(Saved data entries)
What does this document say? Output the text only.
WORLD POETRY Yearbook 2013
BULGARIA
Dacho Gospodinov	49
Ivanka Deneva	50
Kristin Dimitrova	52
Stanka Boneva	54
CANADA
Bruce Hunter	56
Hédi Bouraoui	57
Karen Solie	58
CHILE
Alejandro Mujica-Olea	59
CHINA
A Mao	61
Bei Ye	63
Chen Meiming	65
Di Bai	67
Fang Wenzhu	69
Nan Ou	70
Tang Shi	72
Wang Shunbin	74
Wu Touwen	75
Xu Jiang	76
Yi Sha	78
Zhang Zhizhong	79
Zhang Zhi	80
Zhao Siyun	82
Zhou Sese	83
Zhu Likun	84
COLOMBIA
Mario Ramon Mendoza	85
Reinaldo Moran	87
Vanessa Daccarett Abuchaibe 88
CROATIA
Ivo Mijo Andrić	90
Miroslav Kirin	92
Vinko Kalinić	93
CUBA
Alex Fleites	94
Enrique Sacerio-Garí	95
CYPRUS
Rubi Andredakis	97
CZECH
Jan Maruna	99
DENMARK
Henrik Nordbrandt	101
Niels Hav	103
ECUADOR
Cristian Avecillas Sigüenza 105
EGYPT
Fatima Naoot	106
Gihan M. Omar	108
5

Exercise description>
Print the material verbatim, all of it.

Answer to this problem>
What does this document say? Output the text only.
WORLD POETRY Yearbook 2013
BULGARIA
Dacho Gospodinov	49
Ivanka Deneva	50
Kristin Dimitrova	52
Stanka Boneva	54
CANADA
Bruce Hunter	56
Hédi Bouraoui	57
Karen Solie	58
CHILE
Alejandro Mujica-Olea	59
CHINA
A Mao	61
Bei Ye	63
Chen Meiming	65
Di Bai	67
Fang Wenzhu	69
Nan Ou	70
Tang Shi	72
Wang Shunbin	74
Wu Touwen	75
Xu Jiang	76
Yi Sha	78
Zhang Zhizhong	79
Zhang Zhi	80
Zhao Siyun	82
Zhou Sese	83
Zhu Likun	84
COLOMBIA
Mario Ramon Mendoza	85
Reinaldo Moran	87
Vanessa Daccarett Abuchaibe 88
CROATIA
Ivo Mijo Andrić	90
Miroslav Kirin	92
Vinko Kalinić	93
CUBA
Alex Fleites	94
Enrique Sacerio-Garí	95
CYPRUS
Rubi Andredakis	97
CZECH
Jan Maruna	99
DENMARK
Henrik Nordbrandt	101
Niels Hav	103
ECUADOR
Cristian Avecillas Sigüenza 105
EGYPT
Fatima Naoot	106
Gihan M. Omar	108
5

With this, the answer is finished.